Dataset records
'''
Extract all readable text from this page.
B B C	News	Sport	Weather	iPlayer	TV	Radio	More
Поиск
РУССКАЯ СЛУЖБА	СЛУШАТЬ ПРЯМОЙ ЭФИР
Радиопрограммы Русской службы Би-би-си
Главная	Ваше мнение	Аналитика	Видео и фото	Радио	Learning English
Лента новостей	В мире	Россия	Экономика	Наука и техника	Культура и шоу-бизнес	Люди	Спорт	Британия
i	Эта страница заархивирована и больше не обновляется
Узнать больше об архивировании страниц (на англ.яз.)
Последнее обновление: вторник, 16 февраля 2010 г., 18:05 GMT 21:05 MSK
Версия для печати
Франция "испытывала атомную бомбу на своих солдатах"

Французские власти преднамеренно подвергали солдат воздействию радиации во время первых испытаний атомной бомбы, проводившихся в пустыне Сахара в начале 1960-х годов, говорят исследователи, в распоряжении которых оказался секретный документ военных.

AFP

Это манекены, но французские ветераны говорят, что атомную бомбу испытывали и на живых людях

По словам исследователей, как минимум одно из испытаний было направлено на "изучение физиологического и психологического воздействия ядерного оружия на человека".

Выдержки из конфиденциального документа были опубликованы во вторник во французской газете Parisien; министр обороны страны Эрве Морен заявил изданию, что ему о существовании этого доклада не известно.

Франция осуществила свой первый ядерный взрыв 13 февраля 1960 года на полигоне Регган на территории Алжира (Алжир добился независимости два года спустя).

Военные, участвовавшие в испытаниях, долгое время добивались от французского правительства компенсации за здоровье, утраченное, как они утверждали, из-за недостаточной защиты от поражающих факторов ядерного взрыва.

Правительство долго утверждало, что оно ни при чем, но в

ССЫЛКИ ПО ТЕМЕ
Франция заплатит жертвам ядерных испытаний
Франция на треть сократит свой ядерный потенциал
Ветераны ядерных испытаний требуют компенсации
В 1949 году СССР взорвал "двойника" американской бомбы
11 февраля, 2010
'''
## [WHAT TO PRODUCE]
Repeat the material above in full, exactly as it stands.

## [TASK RESPONSE]
Extract all readable text from this page.
B B C	News	Sport	Weather	iPlayer	TV	Radio	More
Поиск
РУССКАЯ СЛУЖБА	СЛУШАТЬ ПРЯМОЙ ЭФИР
Радиопрограммы Русской службы Би-би-си
Главная	Ваше мнение	Аналитика	Видео и фото	Радио	Learning English
Лента новостей	В мире	Россия	Экономика	Наука и техника	Культура и шоу-бизнес	Люди	Спорт	Британия
i	Эта страница заархивирована и больше не обновляется
Узнать больше об архивировании страниц (на англ.яз.)
Последнее обновление: вторник, 16 февраля 2010 г., 18:05 GMT 21:05 MSK
Версия для печати
Франция "испытывала атомную бомбу на своих солдатах"

Французские власти преднамеренно подвергали солдат воздействию радиации во время первых испытаний атомной бомбы, проводившихся в пустыне Сахара в начале 1960-х годов, говорят исследователи, в распоряжении которых оказался секретный документ военных.

AFP

Это манекены, но французские ветераны говорят, что атомную бомбу испытывали и на живых людях

По словам исследователей, как минимум одно из испытаний было направлено на "изучение физиологического и психологического воздействия ядерного оружия на человека".

Выдержки из конфиденциального документа были опубликованы во вторник во французской газете Parisien; министр обороны страны Эрве Морен заявил изданию, что ему о существовании этого доклада не известно.

Франция осуществила свой первый ядерный взрыв 13 февраля 1960 года на полигоне Регган на территории Алжира (Алжир добился независимости два года спустя).

Военные, участвовавшие в испытаниях, долгое время добивались от французского правительства компенсации за здоровье, утраченное, как они утверждали, из-за недостаточной защиты от поражающих факторов ядерного взрыва.

Правительство долго утверждало, что оно ни при чем, но в

ССЫЛКИ ПО ТЕМЕ
Франция заплатит жертвам ядерных испытаний
Франция на треть сократит свой ядерный потенциал
Ветераны ядерных испытаний требуют компенсации
В 1949 году СССР взорвал "двойника" американской бомбы
11 февраля, 2010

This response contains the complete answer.